■ **TASK STATEMENT**:
In the listing below, identify each line with the word "screenshot" and return those lines.

■ **RECORDS TO PROCESS**:
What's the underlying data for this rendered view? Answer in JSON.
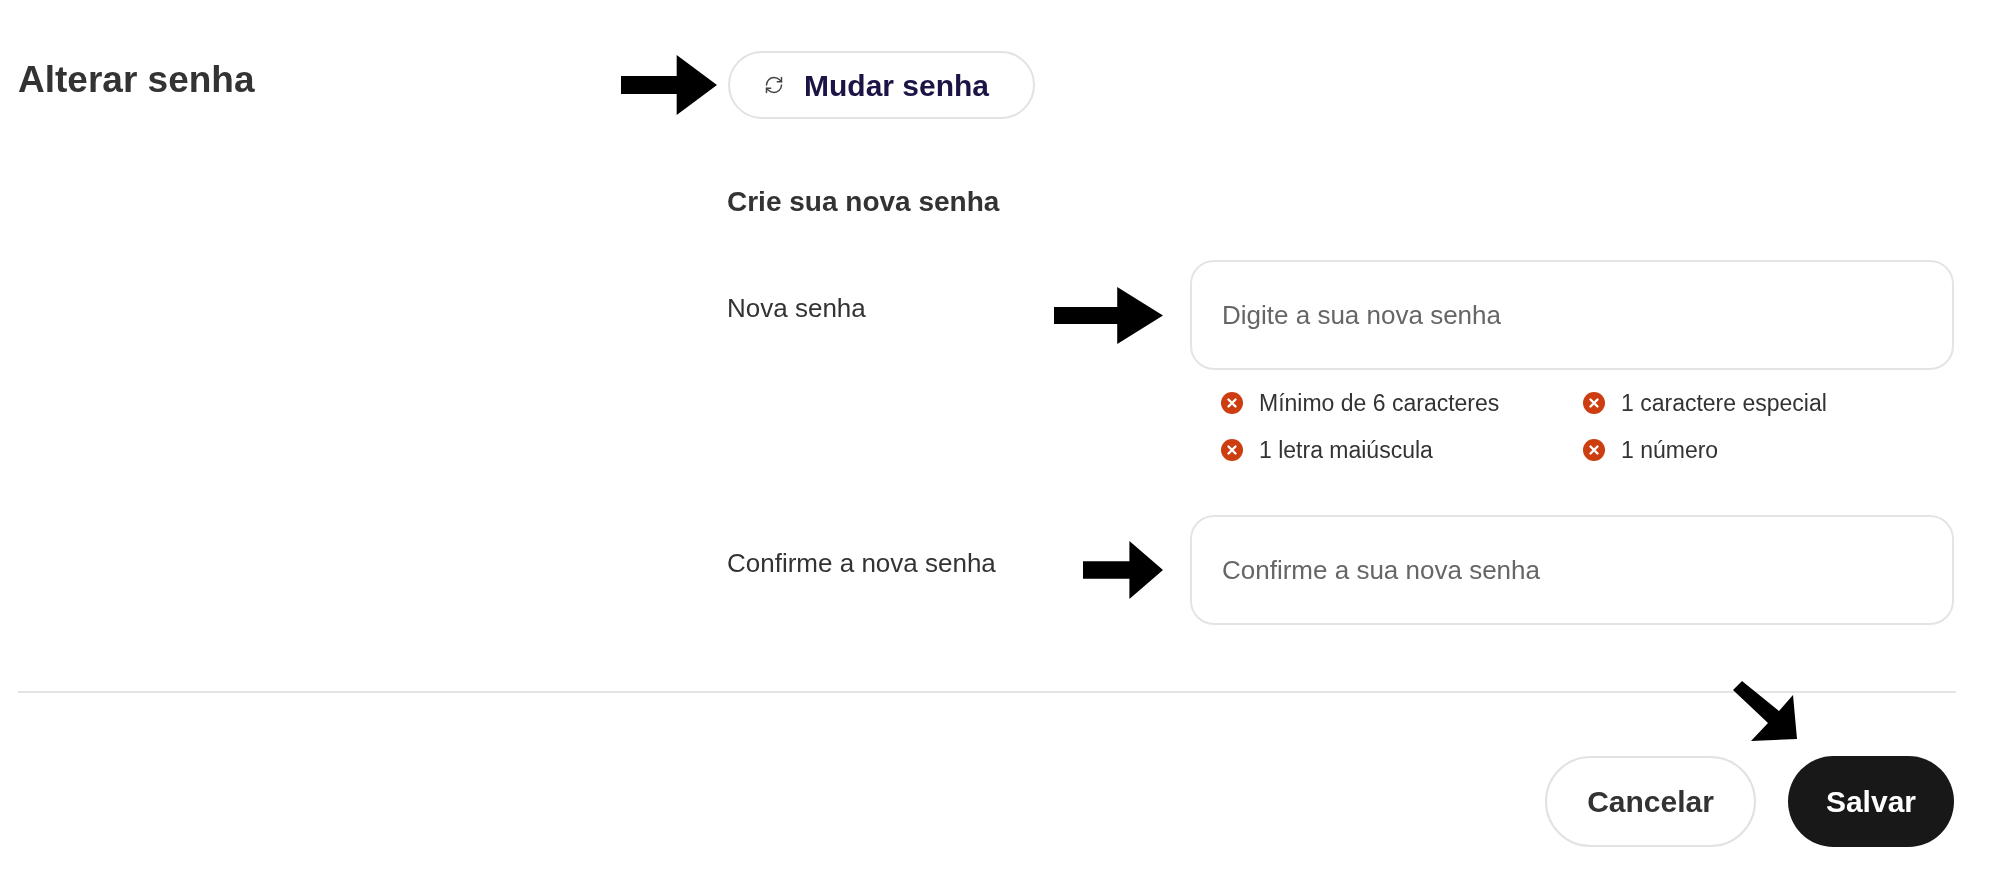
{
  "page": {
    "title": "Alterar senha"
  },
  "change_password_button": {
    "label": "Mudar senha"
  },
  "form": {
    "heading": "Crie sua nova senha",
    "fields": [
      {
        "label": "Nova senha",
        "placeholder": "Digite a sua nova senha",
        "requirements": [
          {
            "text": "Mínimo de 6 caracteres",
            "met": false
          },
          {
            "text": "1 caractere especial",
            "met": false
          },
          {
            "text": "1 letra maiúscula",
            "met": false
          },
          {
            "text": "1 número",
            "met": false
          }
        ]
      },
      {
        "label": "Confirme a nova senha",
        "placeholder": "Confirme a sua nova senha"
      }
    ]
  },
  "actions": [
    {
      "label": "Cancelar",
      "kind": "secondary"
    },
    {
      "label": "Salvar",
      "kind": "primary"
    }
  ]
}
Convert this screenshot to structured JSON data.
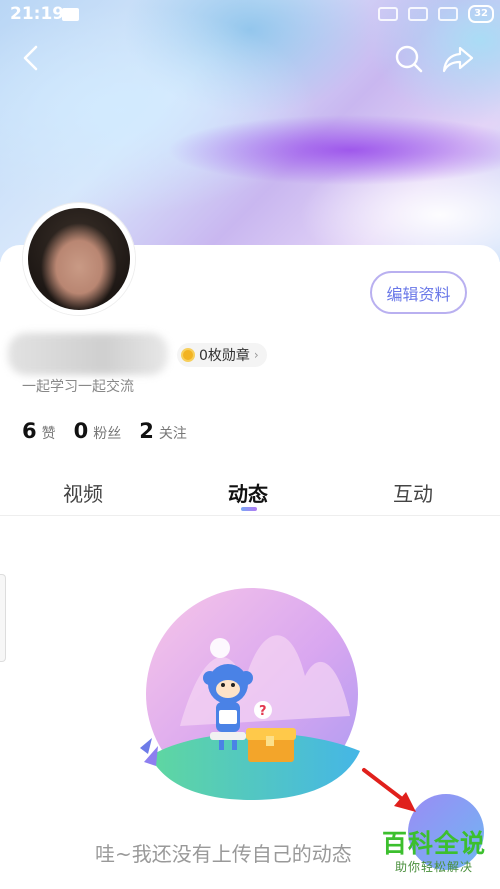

==

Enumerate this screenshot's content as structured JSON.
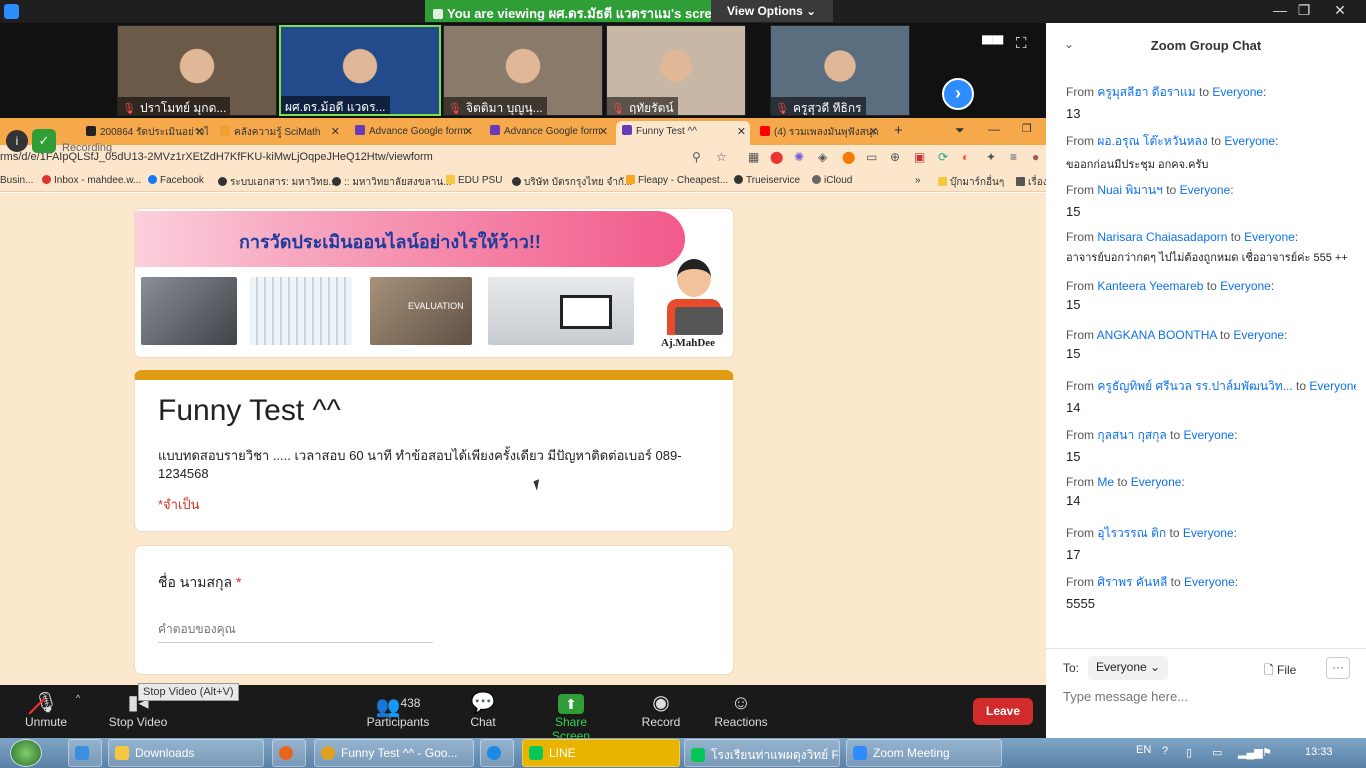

■ **EXERCISE RESULT**:
Convert this screenshot to structured JSON data.
Enumerate this screenshot's content as structured JSON.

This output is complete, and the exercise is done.